[Records from a data collection]
========================================================================

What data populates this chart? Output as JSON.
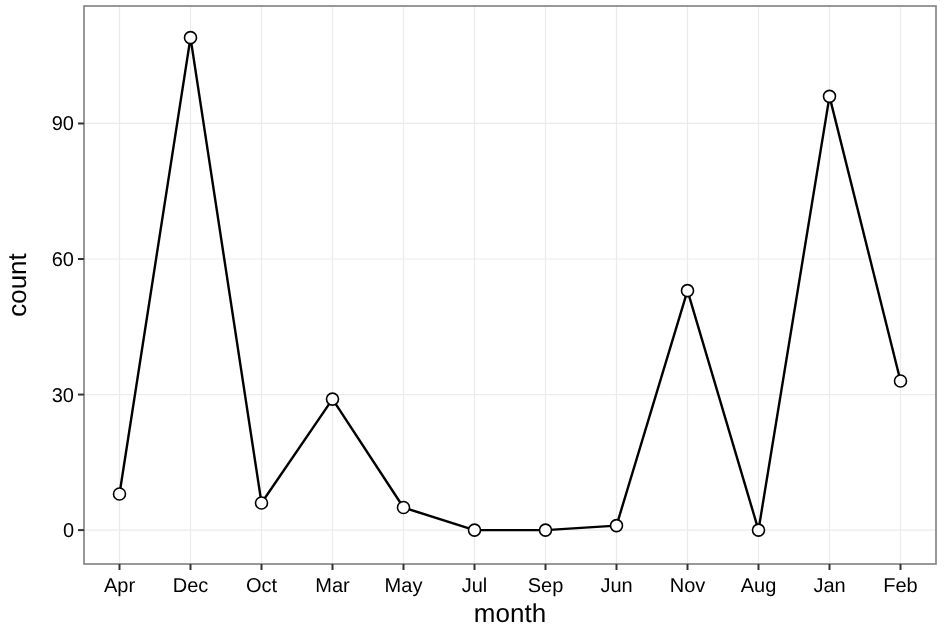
{
  "chart_data": {
    "type": "line",
    "xlabel": "month",
    "ylabel": "count",
    "categories": [
      "Apr",
      "Dec",
      "Oct",
      "Mar",
      "May",
      "Jul",
      "Sep",
      "Jun",
      "Nov",
      "Aug",
      "Jan",
      "Feb"
    ],
    "series": [
      {
        "color": "#000000",
        "values": [
          8,
          109,
          6,
          29,
          5,
          0,
          0,
          1,
          53,
          0,
          96,
          33
        ]
      }
    ],
    "ylim": [
      -7.5,
      116
    ],
    "yticks": [
      0,
      30,
      60,
      90
    ],
    "grid": true,
    "marker": "circle",
    "line_style": "solid"
  }
}
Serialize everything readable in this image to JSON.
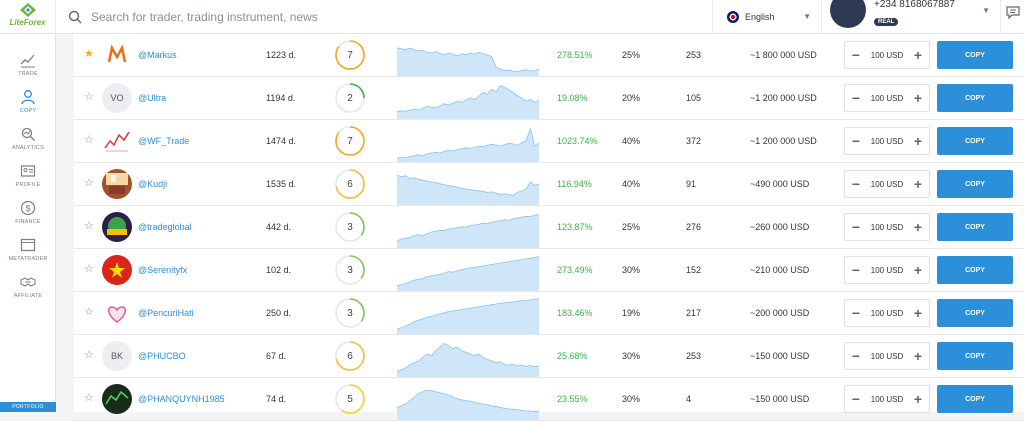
{
  "header": {
    "logo_text": "LiteForex",
    "search_placeholder": "Search for trader, trading instrument, news",
    "language": "English",
    "phone": "+234 8168067887",
    "account_badge": "REAL"
  },
  "sidebar": {
    "items": [
      {
        "label": "TRADE",
        "icon": "trade-chart-icon"
      },
      {
        "label": "COPY",
        "icon": "copy-user-icon",
        "active": true
      },
      {
        "label": "ANALYTICS",
        "icon": "analytics-icon"
      },
      {
        "label": "PROFILE",
        "icon": "profile-card-icon"
      },
      {
        "label": "FINANCE",
        "icon": "finance-dollar-icon"
      },
      {
        "label": "METATRADER",
        "icon": "metatrader-window-icon"
      },
      {
        "label": "AFFILIATE",
        "icon": "affiliate-handshake-icon"
      }
    ],
    "portfolio_label": "PORTFOLIO"
  },
  "traders": [
    {
      "starred": true,
      "avatar": "m-logo",
      "avatar_text": "",
      "name": "@Markus",
      "days": "1223 d.",
      "risk": "7",
      "risk_level": 0.85,
      "risk_color": "#f5a623",
      "profit": "278.51%",
      "drawdown": "25%",
      "copiers": "253",
      "equity": "~1 800 000 USD",
      "amount": "100 USD",
      "copy_label": "COPY"
    },
    {
      "starred": false,
      "avatar": "initials",
      "avatar_text": "VO",
      "name": "@Ultra",
      "days": "1194 d.",
      "risk": "2",
      "risk_level": 0.25,
      "risk_color": "#3cb34a",
      "profit": "19.08%",
      "drawdown": "20%",
      "copiers": "105",
      "equity": "~1 200 000 USD",
      "amount": "100 USD",
      "copy_label": "COPY"
    },
    {
      "starred": false,
      "avatar": "chart-img",
      "avatar_text": "",
      "name": "@WF_Trade",
      "days": "1474 d.",
      "risk": "7",
      "risk_level": 0.85,
      "risk_color": "#f5a623",
      "profit": "1023.74%",
      "drawdown": "40%",
      "copiers": "372",
      "equity": "~1 200 000 USD",
      "amount": "100 USD",
      "copy_label": "COPY"
    },
    {
      "starred": false,
      "avatar": "room-img",
      "avatar_text": "",
      "name": "@Kudji",
      "days": "1535 d.",
      "risk": "6",
      "risk_level": 0.72,
      "risk_color": "#f2c037",
      "profit": "116.94%",
      "drawdown": "40%",
      "copiers": "91",
      "equity": "~490 000 USD",
      "amount": "100 USD",
      "copy_label": "COPY"
    },
    {
      "starred": false,
      "avatar": "globe-img",
      "avatar_text": "",
      "name": "@tradeglobal",
      "days": "442 d.",
      "risk": "3",
      "risk_level": 0.35,
      "risk_color": "#7ec850",
      "profit": "123.87%",
      "drawdown": "25%",
      "copiers": "276",
      "equity": "~260 000 USD",
      "amount": "100 USD",
      "copy_label": "COPY"
    },
    {
      "starred": false,
      "avatar": "vn-flag",
      "avatar_text": "",
      "name": "@Serenityfx",
      "days": "102 d.",
      "risk": "3",
      "risk_level": 0.35,
      "risk_color": "#7ec850",
      "profit": "273.49%",
      "drawdown": "30%",
      "copiers": "152",
      "equity": "~210 000 USD",
      "amount": "100 USD",
      "copy_label": "COPY"
    },
    {
      "starred": false,
      "avatar": "heart-img",
      "avatar_text": "",
      "name": "@PencuriHati",
      "days": "250 d.",
      "risk": "3",
      "risk_level": 0.35,
      "risk_color": "#7ec850",
      "profit": "183.46%",
      "drawdown": "19%",
      "copiers": "217",
      "equity": "~200 000 USD",
      "amount": "100 USD",
      "copy_label": "COPY"
    },
    {
      "starred": false,
      "avatar": "initials",
      "avatar_text": "BK",
      "name": "@PHUCBO",
      "days": "67 d.",
      "risk": "6",
      "risk_level": 0.72,
      "risk_color": "#f2c037",
      "profit": "25.68%",
      "drawdown": "30%",
      "copiers": "253",
      "equity": "~150 000 USD",
      "amount": "100 USD",
      "copy_label": "COPY"
    },
    {
      "starred": false,
      "avatar": "dark-img",
      "avatar_text": "",
      "name": "@PHANQUYNH1985",
      "days": "74 d.",
      "risk": "5",
      "risk_level": 0.6,
      "risk_color": "#f2d02b",
      "profit": "23.55%",
      "drawdown": "30%",
      "copiers": "4",
      "equity": "~150 000 USD",
      "amount": "100 USD",
      "copy_label": "COPY"
    }
  ],
  "sparklines": [
    [
      0.75,
      0.72,
      0.7,
      0.74,
      0.69,
      0.66,
      0.68,
      0.62,
      0.6,
      0.64,
      0.58,
      0.55,
      0.6,
      0.56,
      0.52,
      0.58,
      0.55,
      0.6,
      0.57,
      0.62,
      0.58,
      0.54,
      0.5,
      0.2,
      0.14,
      0.1,
      0.12,
      0.08,
      0.06,
      0.1,
      0.12,
      0.08,
      0.1,
      0.14
    ],
    [
      0.15,
      0.18,
      0.16,
      0.2,
      0.22,
      0.2,
      0.25,
      0.3,
      0.28,
      0.26,
      0.32,
      0.38,
      0.34,
      0.4,
      0.45,
      0.42,
      0.48,
      0.55,
      0.5,
      0.6,
      0.7,
      0.65,
      0.8,
      0.72,
      0.9,
      0.85,
      0.78,
      0.7,
      0.6,
      0.55,
      0.45,
      0.5,
      0.42,
      0.48
    ],
    [
      0.05,
      0.08,
      0.06,
      0.1,
      0.12,
      0.15,
      0.12,
      0.18,
      0.2,
      0.22,
      0.2,
      0.25,
      0.28,
      0.26,
      0.3,
      0.32,
      0.35,
      0.33,
      0.36,
      0.4,
      0.38,
      0.42,
      0.45,
      0.43,
      0.4,
      0.44,
      0.48,
      0.46,
      0.42,
      0.5,
      0.55,
      0.9,
      0.4,
      0.5
    ],
    [
      0.8,
      0.75,
      0.78,
      0.7,
      0.72,
      0.68,
      0.65,
      0.62,
      0.6,
      0.58,
      0.55,
      0.52,
      0.5,
      0.48,
      0.45,
      0.42,
      0.4,
      0.38,
      0.36,
      0.35,
      0.33,
      0.3,
      0.32,
      0.28,
      0.25,
      0.26,
      0.24,
      0.22,
      0.3,
      0.35,
      0.4,
      0.6,
      0.5,
      0.55
    ],
    [
      0.15,
      0.2,
      0.22,
      0.25,
      0.3,
      0.32,
      0.3,
      0.35,
      0.4,
      0.42,
      0.45,
      0.44,
      0.48,
      0.5,
      0.52,
      0.55,
      0.54,
      0.58,
      0.6,
      0.62,
      0.65,
      0.64,
      0.68,
      0.7,
      0.72,
      0.75,
      0.74,
      0.78,
      0.8,
      0.82,
      0.85,
      0.84,
      0.88,
      0.9
    ],
    [
      0.1,
      0.12,
      0.15,
      0.2,
      0.25,
      0.28,
      0.3,
      0.35,
      0.38,
      0.4,
      0.42,
      0.45,
      0.5,
      0.48,
      0.52,
      0.55,
      0.58,
      0.6,
      0.62,
      0.64,
      0.66,
      0.68,
      0.7,
      0.72,
      0.74,
      0.76,
      0.78,
      0.8,
      0.82,
      0.84,
      0.86,
      0.88,
      0.9,
      0.92
    ],
    [
      0.08,
      0.12,
      0.18,
      0.22,
      0.3,
      0.34,
      0.38,
      0.42,
      0.45,
      0.48,
      0.52,
      0.55,
      0.58,
      0.6,
      0.62,
      0.64,
      0.66,
      0.68,
      0.7,
      0.72,
      0.74,
      0.76,
      0.78,
      0.8,
      0.82,
      0.84,
      0.85,
      0.86,
      0.88,
      0.9,
      0.9,
      0.92,
      0.94,
      0.95
    ],
    [
      0.1,
      0.15,
      0.2,
      0.3,
      0.35,
      0.4,
      0.5,
      0.6,
      0.55,
      0.7,
      0.8,
      0.9,
      0.85,
      0.75,
      0.8,
      0.7,
      0.65,
      0.6,
      0.55,
      0.6,
      0.5,
      0.45,
      0.4,
      0.35,
      0.38,
      0.3,
      0.28,
      0.3,
      0.26,
      0.28,
      0.25,
      0.27,
      0.24,
      0.25
    ],
    [
      0.3,
      0.35,
      0.4,
      0.5,
      0.6,
      0.7,
      0.75,
      0.8,
      0.78,
      0.75,
      0.72,
      0.7,
      0.65,
      0.6,
      0.55,
      0.52,
      0.5,
      0.48,
      0.45,
      0.42,
      0.4,
      0.38,
      0.35,
      0.33,
      0.3,
      0.28,
      0.26,
      0.25,
      0.24,
      0.22,
      0.2,
      0.2,
      0.18,
      0.18
    ]
  ]
}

========================================================================

**WHAT IS EXPECTED:**
Filter the records for lines holding the string "icon". Copy each one.

**EXERCISE RESPONSE:**
        "icon": "trade-chart-icon"
        "icon": "copy-user-icon",
        "icon": "analytics-icon"
        "icon": "profile-card-icon"
        "icon": "finance-dollar-icon"
        "icon": "metatrader-window-icon"
        "icon": "affiliate-handshake-icon"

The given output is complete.